- **Task**
Repeat every line below exactly, word for word.

==== Supplied material ====

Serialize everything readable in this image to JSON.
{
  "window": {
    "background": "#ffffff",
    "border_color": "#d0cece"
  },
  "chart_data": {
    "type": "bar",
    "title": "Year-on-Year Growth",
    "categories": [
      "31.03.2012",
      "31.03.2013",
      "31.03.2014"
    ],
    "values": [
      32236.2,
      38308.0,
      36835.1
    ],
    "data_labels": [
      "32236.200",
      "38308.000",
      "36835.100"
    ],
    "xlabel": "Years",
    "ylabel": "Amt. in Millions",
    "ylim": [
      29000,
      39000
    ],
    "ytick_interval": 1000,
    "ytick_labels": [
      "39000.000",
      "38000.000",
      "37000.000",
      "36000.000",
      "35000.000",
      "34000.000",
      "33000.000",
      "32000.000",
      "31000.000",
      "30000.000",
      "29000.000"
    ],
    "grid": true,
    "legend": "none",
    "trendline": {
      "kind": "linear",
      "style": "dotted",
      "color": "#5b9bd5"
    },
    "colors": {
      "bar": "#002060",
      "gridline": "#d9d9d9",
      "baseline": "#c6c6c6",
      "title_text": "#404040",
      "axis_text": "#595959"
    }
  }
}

====

- **The response**
Serialize everything readable in this image to JSON.
{
  "window": {
    "background": "#ffffff",
    "border_color": "#d0cece"
  },
  "chart_data": {
    "type": "bar",
    "title": "Year-on-Year Growth",
    "categories": [
      "31.03.2012",
      "31.03.2013",
      "31.03.2014"
    ],
    "values": [
      32236.2,
      38308.0,
      36835.1
    ],
    "data_labels": [
      "32236.200",
      "38308.000",
      "36835.100"
    ],
    "xlabel": "Years",
    "ylabel": "Amt. in Millions",
    "ylim": [
      29000,
      39000
    ],
    "ytick_interval": 1000,
    "ytick_labels": [
      "39000.000",
      "38000.000",
      "37000.000",
      "36000.000",
      "35000.000",
      "34000.000",
      "33000.000",
      "32000.000",
      "31000.000",
      "30000.000",
      "29000.000"
    ],
    "grid": true,
    "legend": "none",
    "trendline": {
      "kind": "linear",
      "style": "dotted",
      "color": "#5b9bd5"
    },
    "colors": {
      "bar": "#002060",
      "gridline": "#d9d9d9",
      "baseline": "#c6c6c6",
      "title_text": "#404040",
      "axis_text": "#595959"
    }
  }
}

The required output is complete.